> _SET PROBLEM_
Print, exactly as given, each line of the data from the line containing "Give me the" up to and including its last line.

> _TASK MATERIAL_
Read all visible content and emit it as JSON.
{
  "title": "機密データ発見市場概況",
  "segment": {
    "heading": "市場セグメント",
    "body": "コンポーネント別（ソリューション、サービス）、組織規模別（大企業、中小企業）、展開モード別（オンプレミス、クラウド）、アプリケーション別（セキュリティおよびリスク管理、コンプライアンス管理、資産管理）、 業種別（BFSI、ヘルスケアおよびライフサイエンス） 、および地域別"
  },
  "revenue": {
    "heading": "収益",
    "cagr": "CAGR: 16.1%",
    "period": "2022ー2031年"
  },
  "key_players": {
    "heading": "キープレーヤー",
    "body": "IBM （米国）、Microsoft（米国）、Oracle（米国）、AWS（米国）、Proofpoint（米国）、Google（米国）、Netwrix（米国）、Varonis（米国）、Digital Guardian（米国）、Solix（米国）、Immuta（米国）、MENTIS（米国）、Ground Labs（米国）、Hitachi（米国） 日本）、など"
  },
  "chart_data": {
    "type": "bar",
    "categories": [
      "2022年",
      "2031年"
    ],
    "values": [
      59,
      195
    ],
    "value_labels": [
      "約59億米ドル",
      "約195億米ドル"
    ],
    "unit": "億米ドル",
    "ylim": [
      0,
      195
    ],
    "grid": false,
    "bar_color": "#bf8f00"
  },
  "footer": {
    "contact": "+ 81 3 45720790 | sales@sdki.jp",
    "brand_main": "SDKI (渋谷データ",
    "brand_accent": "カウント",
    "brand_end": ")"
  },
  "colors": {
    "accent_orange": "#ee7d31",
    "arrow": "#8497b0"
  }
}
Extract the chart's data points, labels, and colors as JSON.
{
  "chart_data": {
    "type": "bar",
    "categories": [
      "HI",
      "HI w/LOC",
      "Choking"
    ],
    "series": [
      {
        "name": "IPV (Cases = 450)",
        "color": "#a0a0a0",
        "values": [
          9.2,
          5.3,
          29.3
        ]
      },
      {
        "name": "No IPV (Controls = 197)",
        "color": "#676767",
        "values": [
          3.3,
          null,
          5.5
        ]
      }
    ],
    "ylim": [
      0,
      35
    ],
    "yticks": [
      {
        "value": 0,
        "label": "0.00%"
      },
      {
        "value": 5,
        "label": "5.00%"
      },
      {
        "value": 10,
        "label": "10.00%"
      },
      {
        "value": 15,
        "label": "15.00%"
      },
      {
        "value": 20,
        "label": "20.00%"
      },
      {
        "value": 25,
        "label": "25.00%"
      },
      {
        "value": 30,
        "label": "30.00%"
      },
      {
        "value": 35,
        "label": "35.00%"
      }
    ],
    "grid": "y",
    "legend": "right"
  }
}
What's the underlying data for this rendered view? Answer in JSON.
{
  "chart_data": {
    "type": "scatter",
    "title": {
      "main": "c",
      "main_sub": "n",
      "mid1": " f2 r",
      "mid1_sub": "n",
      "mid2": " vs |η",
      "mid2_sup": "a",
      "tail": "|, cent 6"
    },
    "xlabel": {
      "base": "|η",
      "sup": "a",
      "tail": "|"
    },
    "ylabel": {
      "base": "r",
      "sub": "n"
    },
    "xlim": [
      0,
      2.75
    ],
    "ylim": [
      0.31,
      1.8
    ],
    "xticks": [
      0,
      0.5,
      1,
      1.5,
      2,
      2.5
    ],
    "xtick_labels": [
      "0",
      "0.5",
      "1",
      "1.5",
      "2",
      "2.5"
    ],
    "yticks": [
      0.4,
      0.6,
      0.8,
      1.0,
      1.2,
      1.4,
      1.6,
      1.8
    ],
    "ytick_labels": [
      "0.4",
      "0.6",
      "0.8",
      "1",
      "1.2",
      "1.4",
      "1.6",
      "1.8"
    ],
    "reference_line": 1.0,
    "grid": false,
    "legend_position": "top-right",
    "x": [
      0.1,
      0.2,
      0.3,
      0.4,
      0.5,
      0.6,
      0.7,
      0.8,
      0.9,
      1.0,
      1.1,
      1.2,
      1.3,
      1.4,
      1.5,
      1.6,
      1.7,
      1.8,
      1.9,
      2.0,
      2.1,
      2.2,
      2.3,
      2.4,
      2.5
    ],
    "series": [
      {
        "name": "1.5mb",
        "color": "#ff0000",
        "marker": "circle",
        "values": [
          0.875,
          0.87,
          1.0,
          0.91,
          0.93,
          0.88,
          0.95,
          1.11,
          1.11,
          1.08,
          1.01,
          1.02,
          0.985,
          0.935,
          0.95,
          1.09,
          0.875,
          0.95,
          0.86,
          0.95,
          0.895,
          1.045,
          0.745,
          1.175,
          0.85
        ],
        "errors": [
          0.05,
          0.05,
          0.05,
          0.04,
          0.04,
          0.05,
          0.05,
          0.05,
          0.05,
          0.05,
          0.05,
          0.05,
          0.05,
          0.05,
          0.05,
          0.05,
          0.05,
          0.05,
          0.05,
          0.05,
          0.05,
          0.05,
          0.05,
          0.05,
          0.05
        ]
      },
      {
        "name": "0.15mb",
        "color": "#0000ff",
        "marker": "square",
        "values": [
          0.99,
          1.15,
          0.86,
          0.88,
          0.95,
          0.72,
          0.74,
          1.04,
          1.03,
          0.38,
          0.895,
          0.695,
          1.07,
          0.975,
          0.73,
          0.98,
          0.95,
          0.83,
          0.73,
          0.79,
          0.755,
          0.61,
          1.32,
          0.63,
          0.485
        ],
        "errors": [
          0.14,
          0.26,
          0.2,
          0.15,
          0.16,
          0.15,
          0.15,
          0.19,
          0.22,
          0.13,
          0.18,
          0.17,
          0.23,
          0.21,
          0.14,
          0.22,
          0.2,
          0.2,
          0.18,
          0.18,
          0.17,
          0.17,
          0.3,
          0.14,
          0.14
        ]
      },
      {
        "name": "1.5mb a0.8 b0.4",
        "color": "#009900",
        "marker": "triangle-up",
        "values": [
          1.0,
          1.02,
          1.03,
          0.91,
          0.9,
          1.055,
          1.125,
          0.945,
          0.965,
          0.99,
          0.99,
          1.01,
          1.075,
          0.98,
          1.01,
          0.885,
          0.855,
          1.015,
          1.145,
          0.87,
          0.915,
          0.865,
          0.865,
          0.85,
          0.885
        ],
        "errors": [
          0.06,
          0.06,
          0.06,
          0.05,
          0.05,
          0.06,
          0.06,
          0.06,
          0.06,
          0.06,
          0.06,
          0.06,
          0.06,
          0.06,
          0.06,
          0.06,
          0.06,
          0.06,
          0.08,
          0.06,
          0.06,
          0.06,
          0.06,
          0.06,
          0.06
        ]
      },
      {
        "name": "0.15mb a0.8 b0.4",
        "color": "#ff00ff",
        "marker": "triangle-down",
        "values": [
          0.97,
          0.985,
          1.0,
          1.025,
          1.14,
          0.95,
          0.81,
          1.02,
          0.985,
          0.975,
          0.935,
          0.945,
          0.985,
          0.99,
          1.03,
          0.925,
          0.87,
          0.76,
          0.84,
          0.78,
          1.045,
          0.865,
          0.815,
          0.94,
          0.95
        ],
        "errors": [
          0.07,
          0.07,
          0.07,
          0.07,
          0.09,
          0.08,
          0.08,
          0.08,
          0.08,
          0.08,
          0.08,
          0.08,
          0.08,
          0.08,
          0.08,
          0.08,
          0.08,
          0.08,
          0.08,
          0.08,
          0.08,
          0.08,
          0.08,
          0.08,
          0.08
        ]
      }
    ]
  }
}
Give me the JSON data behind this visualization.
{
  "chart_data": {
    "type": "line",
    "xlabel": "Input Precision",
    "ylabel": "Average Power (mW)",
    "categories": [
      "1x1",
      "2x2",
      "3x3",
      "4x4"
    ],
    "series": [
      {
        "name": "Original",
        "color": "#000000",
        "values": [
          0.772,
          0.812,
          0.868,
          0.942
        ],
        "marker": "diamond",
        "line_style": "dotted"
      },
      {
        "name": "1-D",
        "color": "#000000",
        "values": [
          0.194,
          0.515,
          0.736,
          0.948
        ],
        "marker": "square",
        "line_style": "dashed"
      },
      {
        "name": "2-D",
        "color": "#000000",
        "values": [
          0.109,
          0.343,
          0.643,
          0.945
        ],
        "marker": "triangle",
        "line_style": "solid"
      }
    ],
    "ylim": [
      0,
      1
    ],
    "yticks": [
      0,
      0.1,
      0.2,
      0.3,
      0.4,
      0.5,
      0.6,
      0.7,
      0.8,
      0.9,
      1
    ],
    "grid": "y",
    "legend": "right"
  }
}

> _TASK ANSWER_
Give me the JSON data behind this visualization.
{
  "chart_data": {
    "type": "line",
    "xlabel": "Input Precision",
    "ylabel": "Average Power (mW)",
    "categories": [
      "1x1",
      "2x2",
      "3x3",
      "4x4"
    ],
    "series": [
      {
        "name": "Original",
        "color": "#000000",
        "values": [
          0.772,
          0.812,
          0.868,
          0.942
        ],
        "marker": "diamond",
        "line_style": "dotted"
      },
      {
        "name": "1-D",
        "color": "#000000",
        "values": [
          0.194,
          0.515,
          0.736,
          0.948
        ],
        "marker": "square",
        "line_style": "dashed"
      },
      {
        "name": "2-D",
        "color": "#000000",
        "values": [
          0.109,
          0.343,
          0.643,
          0.945
        ],
        "marker": "triangle",
        "line_style": "solid"
      }
    ],
    "ylim": [
      0,
      1
    ],
    "yticks": [
      0,
      0.1,
      0.2,
      0.3,
      0.4,
      0.5,
      0.6,
      0.7,
      0.8,
      0.9,
      1
    ],
    "grid": "y",
    "legend": "right"
  }
}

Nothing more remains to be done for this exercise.